• **Exercise goal**:
Reproduce the data verbatim, starting at the line that contains "series-2-line xyxy=(313,1087,1690,1304)" and ending at the line that contains "top-panel: 0.000.050.100.150.200.250.30 Normalized", inclusive.

╭──

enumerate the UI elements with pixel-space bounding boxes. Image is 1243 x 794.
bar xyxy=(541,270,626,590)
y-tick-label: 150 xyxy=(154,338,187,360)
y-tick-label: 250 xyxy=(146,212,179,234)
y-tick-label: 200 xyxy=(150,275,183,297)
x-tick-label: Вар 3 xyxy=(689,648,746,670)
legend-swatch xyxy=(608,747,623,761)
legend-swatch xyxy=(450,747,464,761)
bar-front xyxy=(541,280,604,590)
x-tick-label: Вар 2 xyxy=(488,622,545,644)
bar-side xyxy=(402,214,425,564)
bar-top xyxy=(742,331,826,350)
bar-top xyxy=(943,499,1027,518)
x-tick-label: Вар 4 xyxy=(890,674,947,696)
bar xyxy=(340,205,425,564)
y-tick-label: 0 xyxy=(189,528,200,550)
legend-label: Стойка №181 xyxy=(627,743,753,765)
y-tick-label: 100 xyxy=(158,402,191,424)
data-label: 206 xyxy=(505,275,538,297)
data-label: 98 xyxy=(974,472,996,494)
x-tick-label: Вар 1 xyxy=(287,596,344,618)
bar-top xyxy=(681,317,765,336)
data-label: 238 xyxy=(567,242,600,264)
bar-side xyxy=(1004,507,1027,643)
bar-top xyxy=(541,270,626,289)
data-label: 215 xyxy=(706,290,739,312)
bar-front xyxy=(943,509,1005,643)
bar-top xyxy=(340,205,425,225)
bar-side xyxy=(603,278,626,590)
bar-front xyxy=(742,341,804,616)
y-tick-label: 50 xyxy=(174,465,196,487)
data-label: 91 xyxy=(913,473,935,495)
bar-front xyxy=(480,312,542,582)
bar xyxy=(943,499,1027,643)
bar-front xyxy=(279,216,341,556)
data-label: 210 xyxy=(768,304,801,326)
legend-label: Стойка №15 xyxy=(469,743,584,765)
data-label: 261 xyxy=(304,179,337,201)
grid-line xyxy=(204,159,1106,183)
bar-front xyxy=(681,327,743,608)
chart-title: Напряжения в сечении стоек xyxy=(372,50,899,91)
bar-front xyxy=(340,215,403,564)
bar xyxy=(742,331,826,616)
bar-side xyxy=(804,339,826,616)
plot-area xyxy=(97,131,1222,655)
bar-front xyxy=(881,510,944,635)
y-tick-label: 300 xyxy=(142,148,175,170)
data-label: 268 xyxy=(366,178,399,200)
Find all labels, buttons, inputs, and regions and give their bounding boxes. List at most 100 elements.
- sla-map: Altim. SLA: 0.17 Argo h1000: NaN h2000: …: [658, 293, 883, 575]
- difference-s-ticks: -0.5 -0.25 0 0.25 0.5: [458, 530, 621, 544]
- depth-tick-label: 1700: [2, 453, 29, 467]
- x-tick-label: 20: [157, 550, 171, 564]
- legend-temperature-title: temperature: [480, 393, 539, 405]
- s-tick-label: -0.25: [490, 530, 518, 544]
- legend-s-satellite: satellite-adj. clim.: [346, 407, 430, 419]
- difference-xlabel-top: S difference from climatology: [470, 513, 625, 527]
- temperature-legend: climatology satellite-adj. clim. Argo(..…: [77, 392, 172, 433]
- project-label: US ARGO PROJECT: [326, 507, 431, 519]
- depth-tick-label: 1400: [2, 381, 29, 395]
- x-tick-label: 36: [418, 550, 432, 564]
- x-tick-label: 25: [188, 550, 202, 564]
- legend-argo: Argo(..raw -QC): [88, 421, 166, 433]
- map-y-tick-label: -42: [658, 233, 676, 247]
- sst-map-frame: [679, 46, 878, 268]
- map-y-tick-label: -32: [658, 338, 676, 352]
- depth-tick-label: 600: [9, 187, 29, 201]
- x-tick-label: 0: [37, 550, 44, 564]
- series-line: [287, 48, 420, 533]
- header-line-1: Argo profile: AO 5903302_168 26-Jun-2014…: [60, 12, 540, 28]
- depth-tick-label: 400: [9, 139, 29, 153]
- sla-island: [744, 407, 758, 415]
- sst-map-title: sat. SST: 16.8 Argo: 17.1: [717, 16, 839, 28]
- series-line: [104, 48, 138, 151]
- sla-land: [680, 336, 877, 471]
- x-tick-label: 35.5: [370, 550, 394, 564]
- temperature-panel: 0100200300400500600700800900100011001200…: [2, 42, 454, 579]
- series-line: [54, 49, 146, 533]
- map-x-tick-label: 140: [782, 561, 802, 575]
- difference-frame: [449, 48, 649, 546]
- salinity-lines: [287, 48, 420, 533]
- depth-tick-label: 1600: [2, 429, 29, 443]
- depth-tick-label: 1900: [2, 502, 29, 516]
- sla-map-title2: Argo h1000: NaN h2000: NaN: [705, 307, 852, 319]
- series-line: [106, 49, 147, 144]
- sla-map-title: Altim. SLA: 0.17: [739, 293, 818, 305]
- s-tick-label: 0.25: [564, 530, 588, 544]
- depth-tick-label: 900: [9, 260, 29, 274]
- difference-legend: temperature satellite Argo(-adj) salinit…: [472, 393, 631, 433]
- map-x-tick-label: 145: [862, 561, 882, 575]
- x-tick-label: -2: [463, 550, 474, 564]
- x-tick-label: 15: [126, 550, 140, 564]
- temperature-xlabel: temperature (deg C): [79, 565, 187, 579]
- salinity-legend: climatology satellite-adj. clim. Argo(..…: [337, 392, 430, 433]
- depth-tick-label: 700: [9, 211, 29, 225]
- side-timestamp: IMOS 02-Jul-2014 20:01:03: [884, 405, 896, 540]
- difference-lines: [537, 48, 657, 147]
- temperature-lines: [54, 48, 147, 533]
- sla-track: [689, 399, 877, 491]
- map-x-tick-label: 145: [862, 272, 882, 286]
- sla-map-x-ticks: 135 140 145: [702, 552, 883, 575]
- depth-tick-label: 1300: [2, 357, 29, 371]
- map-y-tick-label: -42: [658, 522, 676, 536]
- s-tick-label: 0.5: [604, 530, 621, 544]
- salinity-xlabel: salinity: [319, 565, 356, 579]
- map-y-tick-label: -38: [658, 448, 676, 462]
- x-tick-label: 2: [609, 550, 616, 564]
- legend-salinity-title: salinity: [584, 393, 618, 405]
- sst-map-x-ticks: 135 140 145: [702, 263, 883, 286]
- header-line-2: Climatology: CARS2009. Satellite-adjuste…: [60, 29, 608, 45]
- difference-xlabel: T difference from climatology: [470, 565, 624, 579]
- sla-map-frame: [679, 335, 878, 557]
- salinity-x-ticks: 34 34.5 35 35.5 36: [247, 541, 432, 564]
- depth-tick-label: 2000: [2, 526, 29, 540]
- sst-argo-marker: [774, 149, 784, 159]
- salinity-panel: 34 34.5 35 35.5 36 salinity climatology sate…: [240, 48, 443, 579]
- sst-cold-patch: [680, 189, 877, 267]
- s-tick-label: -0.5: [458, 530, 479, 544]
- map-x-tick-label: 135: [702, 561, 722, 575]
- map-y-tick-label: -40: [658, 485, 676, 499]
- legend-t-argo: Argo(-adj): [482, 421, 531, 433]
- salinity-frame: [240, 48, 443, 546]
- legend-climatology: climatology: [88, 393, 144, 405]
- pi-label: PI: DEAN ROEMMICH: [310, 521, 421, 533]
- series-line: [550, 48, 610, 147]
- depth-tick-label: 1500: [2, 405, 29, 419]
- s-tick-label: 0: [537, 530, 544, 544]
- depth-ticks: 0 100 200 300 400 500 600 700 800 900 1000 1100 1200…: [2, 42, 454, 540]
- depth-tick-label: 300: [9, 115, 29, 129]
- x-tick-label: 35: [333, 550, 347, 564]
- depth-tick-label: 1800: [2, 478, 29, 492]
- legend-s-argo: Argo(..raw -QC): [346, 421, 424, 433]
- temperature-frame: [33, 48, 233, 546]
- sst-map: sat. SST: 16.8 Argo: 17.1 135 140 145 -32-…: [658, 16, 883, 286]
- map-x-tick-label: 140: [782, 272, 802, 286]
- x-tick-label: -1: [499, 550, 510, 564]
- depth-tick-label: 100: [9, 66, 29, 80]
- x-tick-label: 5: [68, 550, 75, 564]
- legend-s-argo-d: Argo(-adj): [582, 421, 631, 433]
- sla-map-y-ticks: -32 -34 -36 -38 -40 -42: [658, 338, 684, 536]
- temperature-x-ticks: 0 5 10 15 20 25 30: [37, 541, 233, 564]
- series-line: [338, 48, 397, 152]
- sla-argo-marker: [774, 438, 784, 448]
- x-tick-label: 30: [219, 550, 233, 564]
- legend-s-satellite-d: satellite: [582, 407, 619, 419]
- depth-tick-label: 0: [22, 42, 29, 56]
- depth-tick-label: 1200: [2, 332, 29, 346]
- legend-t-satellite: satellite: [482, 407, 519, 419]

╰──
╭──

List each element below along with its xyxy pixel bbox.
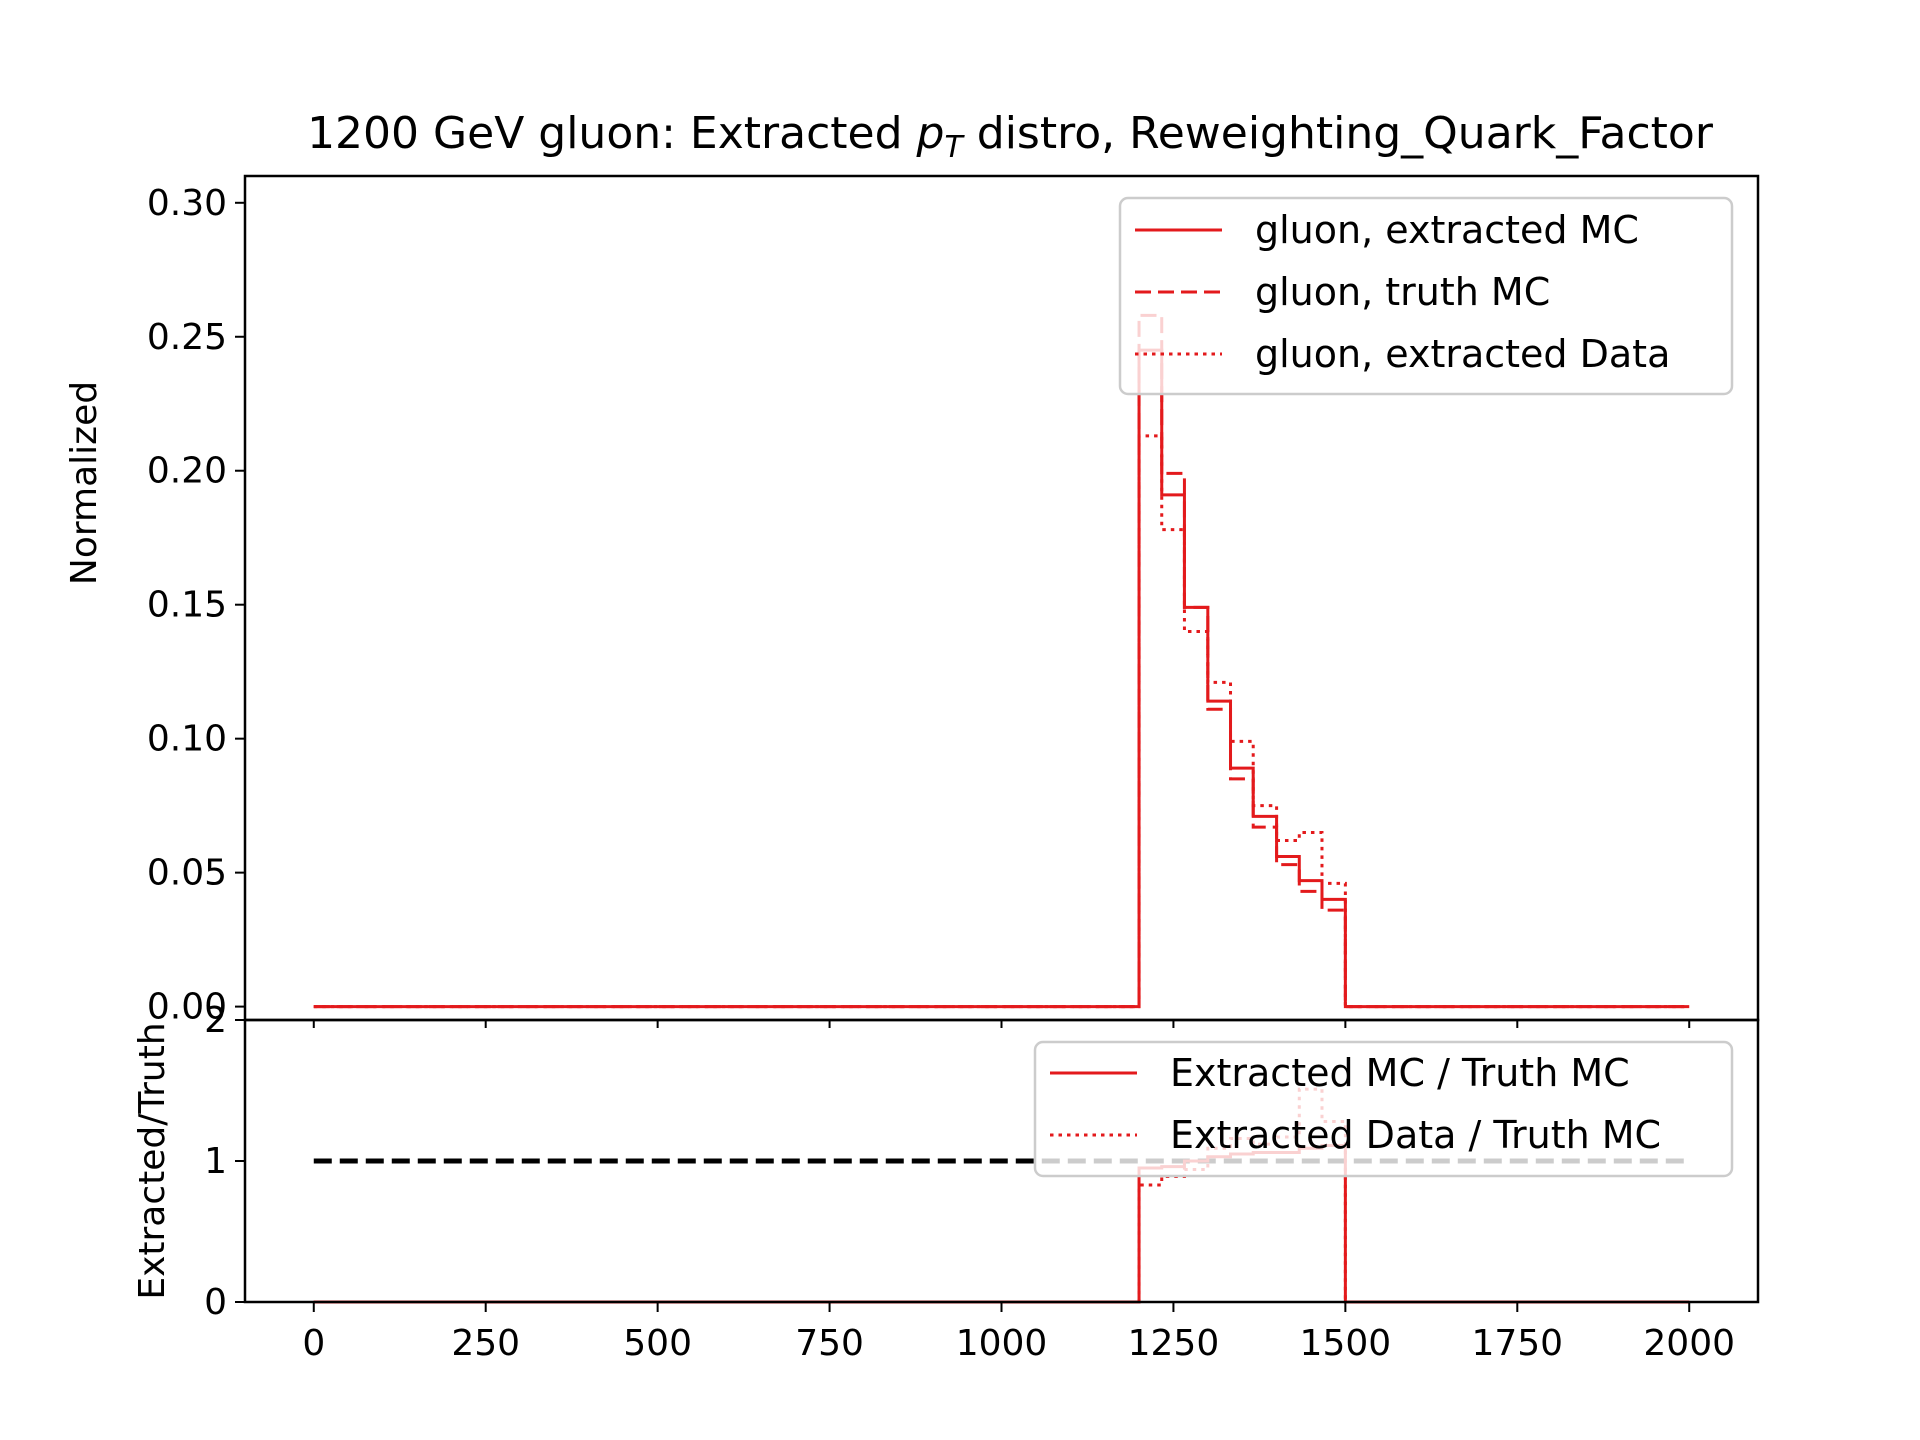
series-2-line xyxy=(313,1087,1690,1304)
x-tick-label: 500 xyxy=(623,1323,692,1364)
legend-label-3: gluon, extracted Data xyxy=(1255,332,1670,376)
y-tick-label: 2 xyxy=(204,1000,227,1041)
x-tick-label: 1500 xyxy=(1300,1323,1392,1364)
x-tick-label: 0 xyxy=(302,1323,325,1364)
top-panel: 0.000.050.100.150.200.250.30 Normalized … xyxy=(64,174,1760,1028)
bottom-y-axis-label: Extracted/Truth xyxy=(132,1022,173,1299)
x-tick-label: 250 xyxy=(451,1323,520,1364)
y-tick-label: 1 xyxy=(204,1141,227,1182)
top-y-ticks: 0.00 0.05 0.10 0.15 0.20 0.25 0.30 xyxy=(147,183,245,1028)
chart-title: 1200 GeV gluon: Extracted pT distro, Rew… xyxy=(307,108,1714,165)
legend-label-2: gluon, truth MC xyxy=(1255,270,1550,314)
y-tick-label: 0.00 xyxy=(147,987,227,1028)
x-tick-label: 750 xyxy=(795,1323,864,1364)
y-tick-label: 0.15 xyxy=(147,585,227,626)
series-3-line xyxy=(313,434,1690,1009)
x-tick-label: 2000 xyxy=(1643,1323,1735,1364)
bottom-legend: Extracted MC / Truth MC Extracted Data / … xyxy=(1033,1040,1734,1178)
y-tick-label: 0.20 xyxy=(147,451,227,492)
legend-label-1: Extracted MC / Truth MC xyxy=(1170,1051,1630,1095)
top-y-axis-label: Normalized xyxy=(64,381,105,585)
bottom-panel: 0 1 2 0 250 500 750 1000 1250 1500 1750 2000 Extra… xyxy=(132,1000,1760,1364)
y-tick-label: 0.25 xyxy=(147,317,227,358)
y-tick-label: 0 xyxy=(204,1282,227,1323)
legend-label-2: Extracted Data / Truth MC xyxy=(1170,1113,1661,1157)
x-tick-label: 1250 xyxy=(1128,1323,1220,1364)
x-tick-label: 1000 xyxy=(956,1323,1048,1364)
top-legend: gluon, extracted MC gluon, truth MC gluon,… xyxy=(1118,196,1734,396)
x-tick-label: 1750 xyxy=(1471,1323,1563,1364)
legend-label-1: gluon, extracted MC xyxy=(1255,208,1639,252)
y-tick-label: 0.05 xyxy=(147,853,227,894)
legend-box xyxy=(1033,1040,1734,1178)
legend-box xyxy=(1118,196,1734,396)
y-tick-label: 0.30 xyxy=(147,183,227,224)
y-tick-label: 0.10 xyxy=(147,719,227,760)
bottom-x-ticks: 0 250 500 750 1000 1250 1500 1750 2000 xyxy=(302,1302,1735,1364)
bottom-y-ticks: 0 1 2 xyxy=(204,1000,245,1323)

╰──

• **Reply**:
series-2-line xyxy=(313,1087,1690,1304)
x-tick-label: 500 xyxy=(623,1323,692,1364)
legend-label-3: gluon, extracted Data xyxy=(1255,332,1670,376)
y-tick-label: 2 xyxy=(204,1000,227,1041)
x-tick-label: 1500 xyxy=(1300,1323,1392,1364)
x-tick-label: 0 xyxy=(302,1323,325,1364)
top-panel: 0.000.050.100.150.200.250.30 Normalized … xyxy=(64,174,1760,1028)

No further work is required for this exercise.